— Given instruction —
Go through the material and pull out every line with the string "this" in it.

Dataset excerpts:

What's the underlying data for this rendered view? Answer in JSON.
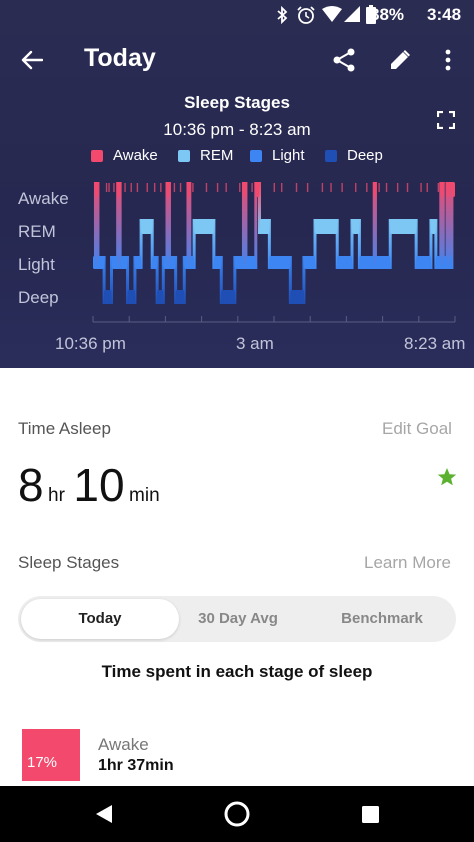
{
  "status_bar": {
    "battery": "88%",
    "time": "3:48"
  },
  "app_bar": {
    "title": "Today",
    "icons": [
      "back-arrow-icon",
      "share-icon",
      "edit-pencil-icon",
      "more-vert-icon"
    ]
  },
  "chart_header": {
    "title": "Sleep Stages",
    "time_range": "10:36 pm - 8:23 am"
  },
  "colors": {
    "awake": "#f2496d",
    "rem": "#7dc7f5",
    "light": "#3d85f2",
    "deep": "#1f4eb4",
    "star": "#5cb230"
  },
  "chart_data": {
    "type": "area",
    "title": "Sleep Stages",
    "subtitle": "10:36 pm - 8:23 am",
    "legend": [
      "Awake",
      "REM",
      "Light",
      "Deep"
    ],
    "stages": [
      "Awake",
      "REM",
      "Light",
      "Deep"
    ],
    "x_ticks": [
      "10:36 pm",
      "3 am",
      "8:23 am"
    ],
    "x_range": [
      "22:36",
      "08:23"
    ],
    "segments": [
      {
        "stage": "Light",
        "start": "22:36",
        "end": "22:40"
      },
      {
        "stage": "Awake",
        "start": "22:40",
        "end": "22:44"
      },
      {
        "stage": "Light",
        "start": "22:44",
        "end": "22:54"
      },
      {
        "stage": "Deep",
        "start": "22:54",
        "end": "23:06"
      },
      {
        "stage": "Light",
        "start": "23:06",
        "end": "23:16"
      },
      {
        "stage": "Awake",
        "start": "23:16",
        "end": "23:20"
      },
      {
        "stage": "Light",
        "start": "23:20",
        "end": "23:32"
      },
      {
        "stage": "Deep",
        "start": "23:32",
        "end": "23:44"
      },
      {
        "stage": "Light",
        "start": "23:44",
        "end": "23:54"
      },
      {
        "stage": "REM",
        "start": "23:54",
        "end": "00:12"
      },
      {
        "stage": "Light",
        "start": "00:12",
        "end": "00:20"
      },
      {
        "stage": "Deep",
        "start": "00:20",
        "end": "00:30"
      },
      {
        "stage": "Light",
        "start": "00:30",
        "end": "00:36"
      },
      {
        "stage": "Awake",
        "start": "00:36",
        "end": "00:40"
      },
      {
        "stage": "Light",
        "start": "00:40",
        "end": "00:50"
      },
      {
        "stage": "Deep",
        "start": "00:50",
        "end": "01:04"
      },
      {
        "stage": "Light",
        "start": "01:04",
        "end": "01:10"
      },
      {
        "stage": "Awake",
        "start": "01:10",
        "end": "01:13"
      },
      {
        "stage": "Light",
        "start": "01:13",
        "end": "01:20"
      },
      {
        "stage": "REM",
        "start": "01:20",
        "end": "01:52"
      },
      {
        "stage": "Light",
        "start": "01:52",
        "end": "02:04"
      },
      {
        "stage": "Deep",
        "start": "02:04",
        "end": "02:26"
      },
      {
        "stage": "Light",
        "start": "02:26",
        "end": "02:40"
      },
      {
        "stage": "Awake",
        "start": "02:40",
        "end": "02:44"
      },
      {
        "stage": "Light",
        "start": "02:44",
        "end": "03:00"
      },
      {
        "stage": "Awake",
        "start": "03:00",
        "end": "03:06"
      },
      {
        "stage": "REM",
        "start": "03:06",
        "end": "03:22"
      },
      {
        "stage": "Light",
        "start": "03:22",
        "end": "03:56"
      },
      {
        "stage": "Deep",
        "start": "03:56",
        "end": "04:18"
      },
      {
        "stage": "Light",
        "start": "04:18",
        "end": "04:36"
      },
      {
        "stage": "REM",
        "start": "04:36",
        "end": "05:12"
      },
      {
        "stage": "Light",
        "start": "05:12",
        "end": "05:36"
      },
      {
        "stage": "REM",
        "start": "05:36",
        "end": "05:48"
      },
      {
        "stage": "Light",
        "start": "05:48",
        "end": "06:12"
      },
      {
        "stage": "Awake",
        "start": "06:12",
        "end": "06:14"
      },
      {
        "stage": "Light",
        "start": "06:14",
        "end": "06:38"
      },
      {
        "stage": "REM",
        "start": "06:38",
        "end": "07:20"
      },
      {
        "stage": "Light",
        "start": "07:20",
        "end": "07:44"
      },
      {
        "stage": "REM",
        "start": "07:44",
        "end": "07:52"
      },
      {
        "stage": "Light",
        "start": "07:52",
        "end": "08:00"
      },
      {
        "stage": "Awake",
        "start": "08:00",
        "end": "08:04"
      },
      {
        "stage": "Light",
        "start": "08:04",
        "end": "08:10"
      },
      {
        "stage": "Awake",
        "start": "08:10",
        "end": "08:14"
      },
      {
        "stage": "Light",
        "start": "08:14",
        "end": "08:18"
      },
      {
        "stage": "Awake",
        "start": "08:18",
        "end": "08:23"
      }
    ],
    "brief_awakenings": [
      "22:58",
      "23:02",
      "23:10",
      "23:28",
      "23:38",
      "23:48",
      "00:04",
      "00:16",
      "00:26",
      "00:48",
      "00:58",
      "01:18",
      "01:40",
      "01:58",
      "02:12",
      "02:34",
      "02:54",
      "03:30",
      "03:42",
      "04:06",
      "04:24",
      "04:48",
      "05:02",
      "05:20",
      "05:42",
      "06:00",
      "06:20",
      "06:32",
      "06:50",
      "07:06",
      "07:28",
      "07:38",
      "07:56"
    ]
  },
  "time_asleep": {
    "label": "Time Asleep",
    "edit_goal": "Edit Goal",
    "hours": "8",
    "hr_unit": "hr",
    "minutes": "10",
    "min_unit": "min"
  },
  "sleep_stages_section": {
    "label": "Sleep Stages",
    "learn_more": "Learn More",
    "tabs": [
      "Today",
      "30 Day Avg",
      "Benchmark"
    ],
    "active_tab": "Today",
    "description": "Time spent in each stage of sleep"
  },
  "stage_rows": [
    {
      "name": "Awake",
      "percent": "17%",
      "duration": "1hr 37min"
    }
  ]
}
==
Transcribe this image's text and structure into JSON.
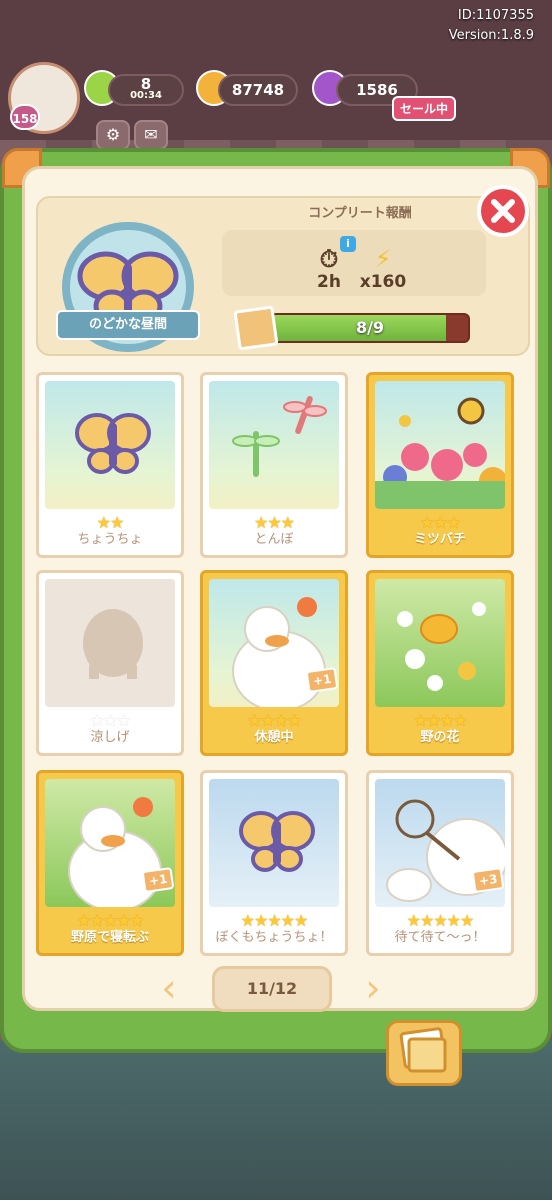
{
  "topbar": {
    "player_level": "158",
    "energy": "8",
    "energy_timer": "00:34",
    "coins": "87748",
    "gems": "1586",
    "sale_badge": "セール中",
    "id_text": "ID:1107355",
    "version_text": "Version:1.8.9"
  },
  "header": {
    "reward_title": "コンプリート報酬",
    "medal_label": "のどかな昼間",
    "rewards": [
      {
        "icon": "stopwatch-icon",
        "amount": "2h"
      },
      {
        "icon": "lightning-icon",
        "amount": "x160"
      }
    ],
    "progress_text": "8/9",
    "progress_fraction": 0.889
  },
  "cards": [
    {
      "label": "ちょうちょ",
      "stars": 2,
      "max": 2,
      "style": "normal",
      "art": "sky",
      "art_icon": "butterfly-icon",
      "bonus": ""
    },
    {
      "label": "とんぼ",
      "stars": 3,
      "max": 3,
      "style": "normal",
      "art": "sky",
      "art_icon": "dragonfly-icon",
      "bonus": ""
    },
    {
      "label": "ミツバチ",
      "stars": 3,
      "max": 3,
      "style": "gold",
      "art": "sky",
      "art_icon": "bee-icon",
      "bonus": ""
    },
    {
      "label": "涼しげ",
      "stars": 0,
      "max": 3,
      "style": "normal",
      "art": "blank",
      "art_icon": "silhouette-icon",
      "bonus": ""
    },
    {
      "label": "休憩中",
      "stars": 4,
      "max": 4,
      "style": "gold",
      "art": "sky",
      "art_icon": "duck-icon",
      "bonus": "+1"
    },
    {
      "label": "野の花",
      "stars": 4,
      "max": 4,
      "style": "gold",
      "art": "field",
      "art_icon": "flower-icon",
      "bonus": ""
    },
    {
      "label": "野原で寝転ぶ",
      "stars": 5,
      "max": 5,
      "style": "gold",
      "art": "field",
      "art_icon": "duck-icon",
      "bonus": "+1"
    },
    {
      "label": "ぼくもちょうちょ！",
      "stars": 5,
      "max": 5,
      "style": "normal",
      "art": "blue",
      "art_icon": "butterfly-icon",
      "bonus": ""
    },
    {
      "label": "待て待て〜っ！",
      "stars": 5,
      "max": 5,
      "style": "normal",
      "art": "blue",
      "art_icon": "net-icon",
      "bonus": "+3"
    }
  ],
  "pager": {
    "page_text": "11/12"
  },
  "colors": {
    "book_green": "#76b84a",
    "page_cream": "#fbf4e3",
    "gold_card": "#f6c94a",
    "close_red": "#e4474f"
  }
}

— The response —
What's the underlying data for this rendered view? Answer in JSON.
Transcribe this image's text and structure into JSON.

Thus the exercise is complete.